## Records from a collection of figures
—————
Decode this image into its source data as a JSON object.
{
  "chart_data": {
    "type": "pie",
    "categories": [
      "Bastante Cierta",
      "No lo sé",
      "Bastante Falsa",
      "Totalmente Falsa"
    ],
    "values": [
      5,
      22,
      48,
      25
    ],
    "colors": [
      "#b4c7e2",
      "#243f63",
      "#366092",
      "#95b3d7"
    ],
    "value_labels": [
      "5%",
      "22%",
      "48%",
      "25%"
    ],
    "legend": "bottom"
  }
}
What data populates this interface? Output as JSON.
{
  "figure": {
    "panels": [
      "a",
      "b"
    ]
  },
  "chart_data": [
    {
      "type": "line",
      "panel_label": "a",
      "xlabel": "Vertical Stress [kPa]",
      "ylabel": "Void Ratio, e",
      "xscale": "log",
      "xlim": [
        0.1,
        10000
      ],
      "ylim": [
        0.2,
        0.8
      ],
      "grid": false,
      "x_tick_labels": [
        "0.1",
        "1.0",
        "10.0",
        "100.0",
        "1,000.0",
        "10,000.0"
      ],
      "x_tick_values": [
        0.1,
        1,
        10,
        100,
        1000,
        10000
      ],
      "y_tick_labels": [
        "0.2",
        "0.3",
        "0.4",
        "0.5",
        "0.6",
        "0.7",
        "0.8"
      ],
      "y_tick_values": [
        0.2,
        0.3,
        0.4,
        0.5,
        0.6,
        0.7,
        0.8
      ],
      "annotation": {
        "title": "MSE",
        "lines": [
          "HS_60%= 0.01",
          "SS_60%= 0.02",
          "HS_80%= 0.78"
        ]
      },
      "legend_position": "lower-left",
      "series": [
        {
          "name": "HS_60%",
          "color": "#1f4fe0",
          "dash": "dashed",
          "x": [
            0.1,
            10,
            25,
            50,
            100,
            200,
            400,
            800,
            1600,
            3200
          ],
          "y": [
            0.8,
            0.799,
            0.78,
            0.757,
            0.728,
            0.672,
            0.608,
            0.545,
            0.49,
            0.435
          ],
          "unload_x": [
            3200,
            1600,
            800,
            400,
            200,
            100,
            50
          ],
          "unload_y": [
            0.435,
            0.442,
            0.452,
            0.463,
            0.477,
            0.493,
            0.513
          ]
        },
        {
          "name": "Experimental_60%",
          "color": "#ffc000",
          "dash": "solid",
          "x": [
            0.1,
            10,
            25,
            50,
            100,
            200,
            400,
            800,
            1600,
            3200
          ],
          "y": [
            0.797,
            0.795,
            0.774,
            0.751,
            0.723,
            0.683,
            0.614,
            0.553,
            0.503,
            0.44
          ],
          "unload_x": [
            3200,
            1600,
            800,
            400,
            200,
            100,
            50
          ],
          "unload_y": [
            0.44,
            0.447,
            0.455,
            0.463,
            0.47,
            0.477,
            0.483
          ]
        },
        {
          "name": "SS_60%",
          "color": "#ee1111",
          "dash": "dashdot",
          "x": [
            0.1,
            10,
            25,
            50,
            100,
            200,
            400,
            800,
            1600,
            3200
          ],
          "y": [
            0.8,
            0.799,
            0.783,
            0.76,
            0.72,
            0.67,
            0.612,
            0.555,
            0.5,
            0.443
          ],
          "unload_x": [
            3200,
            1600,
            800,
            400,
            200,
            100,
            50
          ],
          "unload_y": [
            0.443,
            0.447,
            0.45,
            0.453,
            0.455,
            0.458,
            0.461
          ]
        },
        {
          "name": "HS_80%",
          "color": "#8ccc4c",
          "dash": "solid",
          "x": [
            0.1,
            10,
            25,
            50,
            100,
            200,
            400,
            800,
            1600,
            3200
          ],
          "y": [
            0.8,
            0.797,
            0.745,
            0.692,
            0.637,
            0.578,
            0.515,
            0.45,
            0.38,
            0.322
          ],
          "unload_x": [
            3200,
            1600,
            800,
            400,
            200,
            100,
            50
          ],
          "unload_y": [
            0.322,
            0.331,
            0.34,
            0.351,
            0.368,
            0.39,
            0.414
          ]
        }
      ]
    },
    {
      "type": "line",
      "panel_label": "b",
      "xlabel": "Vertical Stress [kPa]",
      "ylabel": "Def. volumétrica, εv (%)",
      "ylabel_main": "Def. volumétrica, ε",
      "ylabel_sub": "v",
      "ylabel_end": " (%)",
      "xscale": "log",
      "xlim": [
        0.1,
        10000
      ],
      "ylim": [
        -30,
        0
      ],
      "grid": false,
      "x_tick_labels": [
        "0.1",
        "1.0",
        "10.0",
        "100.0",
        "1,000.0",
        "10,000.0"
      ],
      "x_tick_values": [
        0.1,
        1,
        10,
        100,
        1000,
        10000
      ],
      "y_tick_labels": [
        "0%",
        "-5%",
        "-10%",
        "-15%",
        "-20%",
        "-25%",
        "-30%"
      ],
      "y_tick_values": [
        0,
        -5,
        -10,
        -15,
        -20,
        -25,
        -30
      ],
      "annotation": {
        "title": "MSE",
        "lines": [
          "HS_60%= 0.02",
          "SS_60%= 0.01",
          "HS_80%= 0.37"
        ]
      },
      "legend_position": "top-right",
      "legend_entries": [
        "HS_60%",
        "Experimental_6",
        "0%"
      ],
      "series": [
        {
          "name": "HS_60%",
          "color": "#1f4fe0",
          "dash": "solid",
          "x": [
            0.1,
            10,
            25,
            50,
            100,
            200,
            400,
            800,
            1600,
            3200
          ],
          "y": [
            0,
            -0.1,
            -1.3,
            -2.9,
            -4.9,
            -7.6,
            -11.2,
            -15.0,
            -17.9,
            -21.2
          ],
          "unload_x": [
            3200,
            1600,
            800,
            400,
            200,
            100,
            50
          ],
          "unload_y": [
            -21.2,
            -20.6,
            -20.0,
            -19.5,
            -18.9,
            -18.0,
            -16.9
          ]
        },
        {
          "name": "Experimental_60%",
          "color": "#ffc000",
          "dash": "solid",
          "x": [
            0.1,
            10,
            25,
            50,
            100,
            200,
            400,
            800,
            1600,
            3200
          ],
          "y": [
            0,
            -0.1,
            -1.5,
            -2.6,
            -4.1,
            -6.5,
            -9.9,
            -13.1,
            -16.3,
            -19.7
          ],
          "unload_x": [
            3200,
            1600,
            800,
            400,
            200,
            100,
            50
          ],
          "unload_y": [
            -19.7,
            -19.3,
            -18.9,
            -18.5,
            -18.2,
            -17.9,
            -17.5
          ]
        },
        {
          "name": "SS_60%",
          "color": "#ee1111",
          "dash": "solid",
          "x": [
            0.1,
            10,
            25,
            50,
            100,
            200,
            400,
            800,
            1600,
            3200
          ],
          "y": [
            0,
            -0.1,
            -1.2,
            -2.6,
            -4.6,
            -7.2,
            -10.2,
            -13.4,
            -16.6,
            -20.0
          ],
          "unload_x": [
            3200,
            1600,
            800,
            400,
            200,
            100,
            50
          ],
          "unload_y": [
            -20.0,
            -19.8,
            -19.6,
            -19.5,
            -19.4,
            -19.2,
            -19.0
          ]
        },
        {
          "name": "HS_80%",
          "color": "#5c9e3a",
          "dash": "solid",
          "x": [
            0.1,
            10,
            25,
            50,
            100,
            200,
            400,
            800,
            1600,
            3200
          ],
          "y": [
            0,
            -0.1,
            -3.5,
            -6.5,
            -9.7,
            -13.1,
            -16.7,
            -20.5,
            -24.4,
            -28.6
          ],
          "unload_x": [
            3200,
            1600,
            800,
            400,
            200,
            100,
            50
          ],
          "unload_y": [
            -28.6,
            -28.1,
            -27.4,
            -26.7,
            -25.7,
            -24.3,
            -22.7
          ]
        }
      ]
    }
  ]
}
—————
## YOUR INSTRUCTIONS
Write the data out again in full and exactly.

## WRITTEN SOLUTION
Decode this image into its source data as a JSON object.
{
  "chart_data": {
    "type": "pie",
    "categories": [
      "Bastante Cierta",
      "No lo sé",
      "Bastante Falsa",
      "Totalmente Falsa"
    ],
    "values": [
      5,
      22,
      48,
      25
    ],
    "colors": [
      "#b4c7e2",
      "#243f63",
      "#366092",
      "#95b3d7"
    ],
    "value_labels": [
      "5%",
      "22%",
      "48%",
      "25%"
    ],
    "legend": "bottom"
  }
}
What data populates this interface? Output as JSON.
{
  "figure": {
    "panels": [
      "a",
      "b"
    ]
  },
  "chart_data": [
    {
      "type": "line",
      "panel_label": "a",
      "xlabel": "Vertical Stress [kPa]",
      "ylabel": "Void Ratio, e",
      "xscale": "log",
      "xlim": [
        0.1,
        10000
      ],
      "ylim": [
        0.2,
        0.8
      ],
      "grid": false,
      "x_tick_labels": [
        "0.1",
        "1.0",
        "10.0",
        "100.0",
        "1,000.0",
        "10,000.0"
      ],
      "x_tick_values": [
        0.1,
        1,
        10,
        100,
        1000,
        10000
      ],
      "y_tick_labels": [
        "0.2",
        "0.3",
        "0.4",
        "0.5",
        "0.6",
        "0.7",
        "0.8"
      ],
      "y_tick_values": [
        0.2,
        0.3,
        0.4,
        0.5,
        0.6,
        0.7,
        0.8
      ],
      "annotation": {
        "title": "MSE",
        "lines": [
          "HS_60%= 0.01",
          "SS_60%= 0.02",
          "HS_80%= 0.78"
        ]
      },
      "legend_position": "lower-left",
      "series": [
        {
          "name": "HS_60%",
          "color": "#1f4fe0",
          "dash": "dashed",
          "x": [
            0.1,
            10,
            25,
            50,
            100,
            200,
            400,
            800,
            1600,
            3200
          ],
          "y": [
            0.8,
            0.799,
            0.78,
            0.757,
            0.728,
            0.672,
            0.608,
            0.545,
            0.49,
            0.435
          ],
          "unload_x": [
            3200,
            1600,
            800,
            400,
            200,
            100,
            50
          ],
          "unload_y": [
            0.435,
            0.442,
            0.452,
            0.463,
            0.477,
            0.493,
            0.513
          ]
        },
        {
          "name": "Experimental_60%",
          "color": "#ffc000",
          "dash": "solid",
          "x": [
            0.1,
            10,
            25,
            50,
            100,
            200,
            400,
            800,
            1600,
            3200
          ],
          "y": [
            0.797,
            0.795,
            0.774,
            0.751,
            0.723,
            0.683,
            0.614,
            0.553,
            0.503,
            0.44
          ],
          "unload_x": [
            3200,
            1600,
            800,
            400,
            200,
            100,
            50
          ],
          "unload_y": [
            0.44,
            0.447,
            0.455,
            0.463,
            0.47,
            0.477,
            0.483
          ]
        },
        {
          "name": "SS_60%",
          "color": "#ee1111",
          "dash": "dashdot",
          "x": [
            0.1,
            10,
            25,
            50,
            100,
            200,
            400,
            800,
            1600,
            3200
          ],
          "y": [
            0.8,
            0.799,
            0.783,
            0.76,
            0.72,
            0.67,
            0.612,
            0.555,
            0.5,
            0.443
          ],
          "unload_x": [
            3200,
            1600,
            800,
            400,
            200,
            100,
            50
          ],
          "unload_y": [
            0.443,
            0.447,
            0.45,
            0.453,
            0.455,
            0.458,
            0.461
          ]
        },
        {
          "name": "HS_80%",
          "color": "#8ccc4c",
          "dash": "solid",
          "x": [
            0.1,
            10,
            25,
            50,
            100,
            200,
            400,
            800,
            1600,
            3200
          ],
          "y": [
            0.8,
            0.797,
            0.745,
            0.692,
            0.637,
            0.578,
            0.515,
            0.45,
            0.38,
            0.322
          ],
          "unload_x": [
            3200,
            1600,
            800,
            400,
            200,
            100,
            50
          ],
          "unload_y": [
            0.322,
            0.331,
            0.34,
            0.351,
            0.368,
            0.39,
            0.414
          ]
        }
      ]
    },
    {
      "type": "line",
      "panel_label": "b",
      "xlabel": "Vertical Stress [kPa]",
      "ylabel": "Def. volumétrica, εv (%)",
      "ylabel_main": "Def. volumétrica, ε",
      "ylabel_sub": "v",
      "ylabel_end": " (%)",
      "xscale": "log",
      "xlim": [
        0.1,
        10000
      ],
      "ylim": [
        -30,
        0
      ],
      "grid": false,
      "x_tick_labels": [
        "0.1",
        "1.0",
        "10.0",
        "100.0",
        "1,000.0",
        "10,000.0"
      ],
      "x_tick_values": [
        0.1,
        1,
        10,
        100,
        1000,
        10000
      ],
      "y_tick_labels": [
        "0%",
        "-5%",
        "-10%",
        "-15%",
        "-20%",
        "-25%",
        "-30%"
      ],
      "y_tick_values": [
        0,
        -5,
        -10,
        -15,
        -20,
        -25,
        -30
      ],
      "annotation": {
        "title": "MSE",
        "lines": [
          "HS_60%= 0.02",
          "SS_60%= 0.01",
          "HS_80%= 0.37"
        ]
      },
      "legend_position": "top-right",
      "legend_entries": [
        "HS_60%",
        "Experimental_6",
        "0%"
      ],
      "series": [
        {
          "name": "HS_60%",
          "color": "#1f4fe0",
          "dash": "solid",
          "x": [
            0.1,
            10,
            25,
            50,
            100,
            200,
            400,
            800,
            1600,
            3200
          ],
          "y": [
            0,
            -0.1,
            -1.3,
            -2.9,
            -4.9,
            -7.6,
            -11.2,
            -15.0,
            -17.9,
            -21.2
          ],
          "unload_x": [
            3200,
            1600,
            800,
            400,
            200,
            100,
            50
          ],
          "unload_y": [
            -21.2,
            -20.6,
            -20.0,
            -19.5,
            -18.9,
            -18.0,
            -16.9
          ]
        },
        {
          "name": "Experimental_60%",
          "color": "#ffc000",
          "dash": "solid",
          "x": [
            0.1,
            10,
            25,
            50,
            100,
            200,
            400,
            800,
            1600,
            3200
          ],
          "y": [
            0,
            -0.1,
            -1.5,
            -2.6,
            -4.1,
            -6.5,
            -9.9,
            -13.1,
            -16.3,
            -19.7
          ],
          "unload_x": [
            3200,
            1600,
            800,
            400,
            200,
            100,
            50
          ],
          "unload_y": [
            -19.7,
            -19.3,
            -18.9,
            -18.5,
            -18.2,
            -17.9,
            -17.5
          ]
        },
        {
          "name": "SS_60%",
          "color": "#ee1111",
          "dash": "solid",
          "x": [
            0.1,
            10,
            25,
            50,
            100,
            200,
            400,
            800,
            1600,
            3200
          ],
          "y": [
            0,
            -0.1,
            -1.2,
            -2.6,
            -4.6,
            -7.2,
            -10.2,
            -13.4,
            -16.6,
            -20.0
          ],
          "unload_x": [
            3200,
            1600,
            800,
            400,
            200,
            100,
            50
          ],
          "unload_y": [
            -20.0,
            -19.8,
            -19.6,
            -19.5,
            -19.4,
            -19.2,
            -19.0
          ]
        },
        {
          "name": "HS_80%",
          "color": "#5c9e3a",
          "dash": "solid",
          "x": [
            0.1,
            10,
            25,
            50,
            100,
            200,
            400,
            800,
            1600,
            3200
          ],
          "y": [
            0,
            -0.1,
            -3.5,
            -6.5,
            -9.7,
            -13.1,
            -16.7,
            -20.5,
            -24.4,
            -28.6
          ],
          "unload_x": [
            3200,
            1600,
            800,
            400,
            200,
            100,
            50
          ],
          "unload_y": [
            -28.6,
            -28.1,
            -27.4,
            -26.7,
            -25.7,
            -24.3,
            -22.7
          ]
        }
      ]
    }
  ]
}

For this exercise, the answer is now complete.